Copy all lines that contain the word "PRODUCT".

Data shown start

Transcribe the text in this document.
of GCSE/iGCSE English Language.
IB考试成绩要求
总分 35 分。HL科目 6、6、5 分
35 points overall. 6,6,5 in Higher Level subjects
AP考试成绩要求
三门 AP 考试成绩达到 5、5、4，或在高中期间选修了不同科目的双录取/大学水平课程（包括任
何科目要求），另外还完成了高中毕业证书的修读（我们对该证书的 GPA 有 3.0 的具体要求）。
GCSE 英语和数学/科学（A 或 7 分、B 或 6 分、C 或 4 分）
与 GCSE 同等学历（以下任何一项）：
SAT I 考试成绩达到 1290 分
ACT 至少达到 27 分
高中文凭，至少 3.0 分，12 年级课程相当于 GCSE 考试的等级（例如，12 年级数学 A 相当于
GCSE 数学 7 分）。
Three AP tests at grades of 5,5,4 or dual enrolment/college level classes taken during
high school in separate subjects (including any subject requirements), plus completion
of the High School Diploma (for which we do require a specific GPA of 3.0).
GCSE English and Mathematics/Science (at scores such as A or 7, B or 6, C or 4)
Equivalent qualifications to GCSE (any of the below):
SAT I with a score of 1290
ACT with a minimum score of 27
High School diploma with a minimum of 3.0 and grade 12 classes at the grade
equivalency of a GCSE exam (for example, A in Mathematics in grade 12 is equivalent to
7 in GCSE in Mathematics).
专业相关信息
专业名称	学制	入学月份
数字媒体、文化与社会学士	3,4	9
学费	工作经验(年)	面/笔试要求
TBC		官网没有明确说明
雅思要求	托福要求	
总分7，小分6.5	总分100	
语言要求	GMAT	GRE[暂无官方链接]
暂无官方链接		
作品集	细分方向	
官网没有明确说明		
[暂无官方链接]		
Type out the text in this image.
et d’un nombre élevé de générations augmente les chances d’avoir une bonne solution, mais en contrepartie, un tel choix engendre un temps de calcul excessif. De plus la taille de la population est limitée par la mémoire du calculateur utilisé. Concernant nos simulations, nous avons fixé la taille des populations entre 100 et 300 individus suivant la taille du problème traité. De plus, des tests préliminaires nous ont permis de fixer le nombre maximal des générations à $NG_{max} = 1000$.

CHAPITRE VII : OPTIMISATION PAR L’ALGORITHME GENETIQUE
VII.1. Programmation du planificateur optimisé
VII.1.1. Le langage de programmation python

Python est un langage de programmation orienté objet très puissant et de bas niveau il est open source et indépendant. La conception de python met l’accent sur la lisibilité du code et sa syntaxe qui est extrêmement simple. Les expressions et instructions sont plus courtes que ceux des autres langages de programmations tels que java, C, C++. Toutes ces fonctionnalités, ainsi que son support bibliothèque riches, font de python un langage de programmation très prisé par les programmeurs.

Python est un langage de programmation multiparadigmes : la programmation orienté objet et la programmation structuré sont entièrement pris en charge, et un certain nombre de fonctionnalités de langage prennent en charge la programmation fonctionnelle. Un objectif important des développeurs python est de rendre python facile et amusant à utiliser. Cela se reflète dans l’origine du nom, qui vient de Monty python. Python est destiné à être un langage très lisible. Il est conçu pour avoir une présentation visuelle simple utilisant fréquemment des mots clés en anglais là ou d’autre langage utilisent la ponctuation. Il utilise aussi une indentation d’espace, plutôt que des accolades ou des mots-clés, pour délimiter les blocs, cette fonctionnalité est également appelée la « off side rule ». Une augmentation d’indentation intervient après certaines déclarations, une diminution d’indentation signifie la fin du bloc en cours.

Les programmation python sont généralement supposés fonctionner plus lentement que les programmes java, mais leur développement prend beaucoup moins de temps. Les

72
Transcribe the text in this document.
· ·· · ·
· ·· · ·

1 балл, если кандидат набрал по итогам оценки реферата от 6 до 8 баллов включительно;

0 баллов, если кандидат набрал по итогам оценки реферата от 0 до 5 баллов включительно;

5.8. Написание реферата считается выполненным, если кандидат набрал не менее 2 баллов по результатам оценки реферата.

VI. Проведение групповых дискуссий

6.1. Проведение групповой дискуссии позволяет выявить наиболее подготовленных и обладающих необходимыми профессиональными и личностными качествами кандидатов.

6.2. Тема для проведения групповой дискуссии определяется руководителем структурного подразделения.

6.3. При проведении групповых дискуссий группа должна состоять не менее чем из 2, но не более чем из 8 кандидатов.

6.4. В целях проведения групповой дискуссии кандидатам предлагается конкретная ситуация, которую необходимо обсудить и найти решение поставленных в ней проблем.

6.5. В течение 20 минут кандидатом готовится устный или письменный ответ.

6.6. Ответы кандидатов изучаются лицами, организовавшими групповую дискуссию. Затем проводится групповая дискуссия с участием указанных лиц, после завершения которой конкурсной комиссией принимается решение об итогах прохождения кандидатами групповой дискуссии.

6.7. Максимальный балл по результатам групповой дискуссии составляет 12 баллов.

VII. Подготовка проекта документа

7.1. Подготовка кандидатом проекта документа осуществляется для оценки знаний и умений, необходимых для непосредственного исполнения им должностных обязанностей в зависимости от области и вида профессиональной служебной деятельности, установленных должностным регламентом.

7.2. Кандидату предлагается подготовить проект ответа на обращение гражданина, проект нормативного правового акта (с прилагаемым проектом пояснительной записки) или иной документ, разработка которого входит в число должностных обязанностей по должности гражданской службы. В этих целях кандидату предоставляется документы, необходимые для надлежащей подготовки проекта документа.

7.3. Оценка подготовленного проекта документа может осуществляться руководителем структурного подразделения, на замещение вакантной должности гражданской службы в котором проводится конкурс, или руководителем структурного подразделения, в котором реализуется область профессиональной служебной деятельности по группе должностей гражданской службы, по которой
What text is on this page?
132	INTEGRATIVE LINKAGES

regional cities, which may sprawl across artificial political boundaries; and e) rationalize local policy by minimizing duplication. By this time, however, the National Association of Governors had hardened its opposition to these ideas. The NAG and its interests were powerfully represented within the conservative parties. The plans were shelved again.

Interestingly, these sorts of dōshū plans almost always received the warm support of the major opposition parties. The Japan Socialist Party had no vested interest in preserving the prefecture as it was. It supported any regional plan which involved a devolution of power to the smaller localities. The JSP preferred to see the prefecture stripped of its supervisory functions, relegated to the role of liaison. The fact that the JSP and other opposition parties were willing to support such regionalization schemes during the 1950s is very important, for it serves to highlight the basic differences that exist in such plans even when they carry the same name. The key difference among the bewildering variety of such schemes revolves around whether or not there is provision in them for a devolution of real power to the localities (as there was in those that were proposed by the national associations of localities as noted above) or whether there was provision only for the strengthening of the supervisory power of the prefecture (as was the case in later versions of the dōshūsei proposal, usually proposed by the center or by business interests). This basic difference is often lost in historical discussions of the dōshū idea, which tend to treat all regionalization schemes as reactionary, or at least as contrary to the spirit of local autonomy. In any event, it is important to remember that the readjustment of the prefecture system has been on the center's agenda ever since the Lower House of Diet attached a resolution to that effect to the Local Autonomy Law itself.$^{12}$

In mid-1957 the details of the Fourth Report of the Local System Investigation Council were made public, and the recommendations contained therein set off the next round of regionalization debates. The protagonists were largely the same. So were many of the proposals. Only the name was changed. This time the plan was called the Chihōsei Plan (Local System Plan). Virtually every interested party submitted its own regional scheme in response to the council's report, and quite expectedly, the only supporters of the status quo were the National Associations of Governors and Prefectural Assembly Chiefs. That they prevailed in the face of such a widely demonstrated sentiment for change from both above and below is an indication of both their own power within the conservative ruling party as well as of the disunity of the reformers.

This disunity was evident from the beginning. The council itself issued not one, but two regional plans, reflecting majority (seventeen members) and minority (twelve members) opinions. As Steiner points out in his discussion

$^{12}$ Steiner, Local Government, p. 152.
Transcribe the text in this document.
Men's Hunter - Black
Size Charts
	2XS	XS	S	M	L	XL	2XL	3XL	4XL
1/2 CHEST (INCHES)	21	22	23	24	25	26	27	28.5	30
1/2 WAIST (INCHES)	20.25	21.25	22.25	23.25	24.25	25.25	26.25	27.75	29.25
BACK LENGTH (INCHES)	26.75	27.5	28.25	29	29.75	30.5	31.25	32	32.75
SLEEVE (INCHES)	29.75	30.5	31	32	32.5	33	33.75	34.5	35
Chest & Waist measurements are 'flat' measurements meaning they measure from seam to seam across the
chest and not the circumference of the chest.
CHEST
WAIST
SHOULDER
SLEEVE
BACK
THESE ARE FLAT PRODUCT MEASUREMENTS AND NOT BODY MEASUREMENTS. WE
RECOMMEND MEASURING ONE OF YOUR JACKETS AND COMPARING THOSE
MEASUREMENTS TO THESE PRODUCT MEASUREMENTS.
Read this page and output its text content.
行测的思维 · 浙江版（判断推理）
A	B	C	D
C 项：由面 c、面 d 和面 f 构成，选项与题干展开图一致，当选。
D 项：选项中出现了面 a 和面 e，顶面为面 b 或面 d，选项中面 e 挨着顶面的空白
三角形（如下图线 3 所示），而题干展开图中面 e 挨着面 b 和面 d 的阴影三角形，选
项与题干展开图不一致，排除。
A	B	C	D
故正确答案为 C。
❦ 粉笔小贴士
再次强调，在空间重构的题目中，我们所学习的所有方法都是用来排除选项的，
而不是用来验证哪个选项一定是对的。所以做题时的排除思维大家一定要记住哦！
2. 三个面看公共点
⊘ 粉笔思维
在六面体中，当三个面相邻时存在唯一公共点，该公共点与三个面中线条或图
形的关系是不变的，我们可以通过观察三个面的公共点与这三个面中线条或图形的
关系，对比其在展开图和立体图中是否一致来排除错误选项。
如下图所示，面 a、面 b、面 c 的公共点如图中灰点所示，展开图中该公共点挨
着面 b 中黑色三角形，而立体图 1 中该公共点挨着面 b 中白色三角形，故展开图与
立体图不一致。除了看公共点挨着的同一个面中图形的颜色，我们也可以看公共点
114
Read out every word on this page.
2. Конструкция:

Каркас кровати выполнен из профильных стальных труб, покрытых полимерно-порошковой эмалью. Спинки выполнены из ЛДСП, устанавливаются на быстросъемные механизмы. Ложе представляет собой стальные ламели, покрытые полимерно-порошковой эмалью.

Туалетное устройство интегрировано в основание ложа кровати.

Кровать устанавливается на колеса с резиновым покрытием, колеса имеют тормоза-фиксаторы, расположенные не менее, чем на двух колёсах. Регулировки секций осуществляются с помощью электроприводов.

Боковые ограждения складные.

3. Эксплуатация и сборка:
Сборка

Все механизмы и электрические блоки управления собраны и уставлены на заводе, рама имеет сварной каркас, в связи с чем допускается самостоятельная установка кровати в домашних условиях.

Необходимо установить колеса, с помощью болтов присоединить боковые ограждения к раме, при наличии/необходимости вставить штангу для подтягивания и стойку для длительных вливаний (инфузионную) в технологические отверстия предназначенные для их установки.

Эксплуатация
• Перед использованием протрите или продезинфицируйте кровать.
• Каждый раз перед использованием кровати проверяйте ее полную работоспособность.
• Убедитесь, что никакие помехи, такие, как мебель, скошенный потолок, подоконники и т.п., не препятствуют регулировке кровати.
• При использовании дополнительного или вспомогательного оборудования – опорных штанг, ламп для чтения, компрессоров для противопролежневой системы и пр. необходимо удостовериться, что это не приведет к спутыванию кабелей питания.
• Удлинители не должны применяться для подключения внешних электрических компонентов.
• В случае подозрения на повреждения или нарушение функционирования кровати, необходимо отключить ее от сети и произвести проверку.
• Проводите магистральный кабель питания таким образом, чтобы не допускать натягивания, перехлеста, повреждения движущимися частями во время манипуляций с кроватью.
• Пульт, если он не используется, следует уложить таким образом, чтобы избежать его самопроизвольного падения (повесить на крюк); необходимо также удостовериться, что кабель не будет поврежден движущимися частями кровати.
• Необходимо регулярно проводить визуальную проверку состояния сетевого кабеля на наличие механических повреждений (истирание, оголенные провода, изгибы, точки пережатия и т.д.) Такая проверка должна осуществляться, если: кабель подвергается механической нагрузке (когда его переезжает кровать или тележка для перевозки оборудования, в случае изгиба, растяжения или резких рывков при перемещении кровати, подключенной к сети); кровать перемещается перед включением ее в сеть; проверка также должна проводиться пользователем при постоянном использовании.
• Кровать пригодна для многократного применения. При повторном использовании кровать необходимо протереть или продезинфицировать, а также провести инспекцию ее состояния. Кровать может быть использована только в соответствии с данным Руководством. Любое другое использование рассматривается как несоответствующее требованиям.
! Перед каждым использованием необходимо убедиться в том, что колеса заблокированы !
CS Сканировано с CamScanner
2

Data shown end

▶ The result:
THESE ARE FLAT PRODUCT MEASUREMENTS AND NOT BODY MEASUREMENTS. WE
MEASUREMENTS TO THESE PRODUCT MEASUREMENTS.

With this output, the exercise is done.